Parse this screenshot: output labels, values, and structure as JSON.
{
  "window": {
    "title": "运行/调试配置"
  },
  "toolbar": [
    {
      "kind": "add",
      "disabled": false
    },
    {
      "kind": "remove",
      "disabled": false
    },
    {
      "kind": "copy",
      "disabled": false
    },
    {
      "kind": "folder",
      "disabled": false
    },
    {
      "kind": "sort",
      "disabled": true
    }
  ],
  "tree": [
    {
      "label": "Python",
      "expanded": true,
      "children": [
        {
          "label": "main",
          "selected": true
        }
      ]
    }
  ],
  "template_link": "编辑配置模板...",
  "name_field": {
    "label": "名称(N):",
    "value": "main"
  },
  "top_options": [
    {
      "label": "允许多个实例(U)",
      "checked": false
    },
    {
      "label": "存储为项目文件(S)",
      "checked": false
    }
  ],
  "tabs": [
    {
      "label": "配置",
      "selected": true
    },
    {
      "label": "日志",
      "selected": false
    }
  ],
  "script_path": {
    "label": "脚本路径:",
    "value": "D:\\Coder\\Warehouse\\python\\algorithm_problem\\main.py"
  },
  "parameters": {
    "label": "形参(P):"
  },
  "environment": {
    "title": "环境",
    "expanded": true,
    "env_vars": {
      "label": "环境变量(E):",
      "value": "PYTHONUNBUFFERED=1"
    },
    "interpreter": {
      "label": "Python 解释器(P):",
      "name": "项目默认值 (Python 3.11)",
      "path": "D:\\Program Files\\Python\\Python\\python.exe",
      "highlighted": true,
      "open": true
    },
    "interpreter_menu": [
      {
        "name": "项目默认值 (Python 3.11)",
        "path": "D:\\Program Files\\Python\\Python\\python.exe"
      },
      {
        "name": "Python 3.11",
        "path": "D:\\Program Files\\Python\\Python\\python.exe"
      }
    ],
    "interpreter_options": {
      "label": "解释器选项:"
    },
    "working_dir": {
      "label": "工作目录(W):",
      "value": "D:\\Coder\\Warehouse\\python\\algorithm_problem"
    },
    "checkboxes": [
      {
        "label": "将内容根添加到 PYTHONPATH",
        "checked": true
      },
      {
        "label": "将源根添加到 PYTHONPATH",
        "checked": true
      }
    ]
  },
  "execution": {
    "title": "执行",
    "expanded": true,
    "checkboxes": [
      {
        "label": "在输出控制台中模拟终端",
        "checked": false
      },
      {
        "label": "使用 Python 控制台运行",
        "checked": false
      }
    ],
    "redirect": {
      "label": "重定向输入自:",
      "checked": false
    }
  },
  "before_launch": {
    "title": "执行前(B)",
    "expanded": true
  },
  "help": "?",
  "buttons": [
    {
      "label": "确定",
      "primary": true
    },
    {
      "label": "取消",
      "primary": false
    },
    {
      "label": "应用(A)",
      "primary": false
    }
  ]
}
---
WHAT IS BEING ASKED - Every record should be given again exactly.

WRITTEN ANSWER -
Parse this screenshot: output labels, values, and structure as JSON.
{
  "window": {
    "title": "运行/调试配置"
  },
  "toolbar": [
    {
      "kind": "add",
      "disabled": false
    },
    {
      "kind": "remove",
      "disabled": false
    },
    {
      "kind": "copy",
      "disabled": false
    },
    {
      "kind": "folder",
      "disabled": false
    },
    {
      "kind": "sort",
      "disabled": true
    }
  ],
  "tree": [
    {
      "label": "Python",
      "expanded": true,
      "children": [
        {
          "label": "main",
          "selected": true
        }
      ]
    }
  ],
  "template_link": "编辑配置模板...",
  "name_field": {
    "label": "名称(N):",
    "value": "main"
  },
  "top_options": [
    {
      "label": "允许多个实例(U)",
      "checked": false
    },
    {
      "label": "存储为项目文件(S)",
      "checked": false
    }
  ],
  "tabs": [
    {
      "label": "配置",
      "selected": true
    },
    {
      "label": "日志",
      "selected": false
    }
  ],
  "script_path": {
    "label": "脚本路径:",
    "value": "D:\\Coder\\Warehouse\\python\\algorithm_problem\\main.py"
  },
  "parameters": {
    "label": "形参(P):"
  },
  "environment": {
    "title": "环境",
    "expanded": true,
    "env_vars": {
      "label": "环境变量(E):",
      "value": "PYTHONUNBUFFERED=1"
    },
    "interpreter": {
      "label": "Python 解释器(P):",
      "name": "项目默认值 (Python 3.11)",
      "path": "D:\\Program Files\\Python\\Python\\python.exe",
      "highlighted": true,
      "open": true
    },
    "interpreter_menu": [
      {
        "name": "项目默认值 (Python 3.11)",
        "path": "D:\\Program Files\\Python\\Python\\python.exe"
      },
      {
        "name": "Python 3.11",
        "path": "D:\\Program Files\\Python\\Python\\python.exe"
      }
    ],
    "interpreter_options": {
      "label": "解释器选项:"
    },
    "working_dir": {
      "label": "工作目录(W):",
      "value": "D:\\Coder\\Warehouse\\python\\algorithm_problem"
    },
    "checkboxes": [
      {
        "label": "将内容根添加到 PYTHONPATH",
        "checked": true
      },
      {
        "label": "将源根添加到 PYTHONPATH",
        "checked": true
      }
    ]
  },
  "execution": {
    "title": "执行",
    "expanded": true,
    "checkboxes": [
      {
        "label": "在输出控制台中模拟终端",
        "checked": false
      },
      {
        "label": "使用 Python 控制台运行",
        "checked": false
      }
    ],
    "redirect": {
      "label": "重定向输入自:",
      "checked": false
    }
  },
  "before_launch": {
    "title": "执行前(B)",
    "expanded": true
  },
  "help": "?",
  "buttons": [
    {
      "label": "确定",
      "primary": true
    },
    {
      "label": "取消",
      "primary": false
    },
    {
      "label": "应用(A)",
      "primary": false
    }
  ]
}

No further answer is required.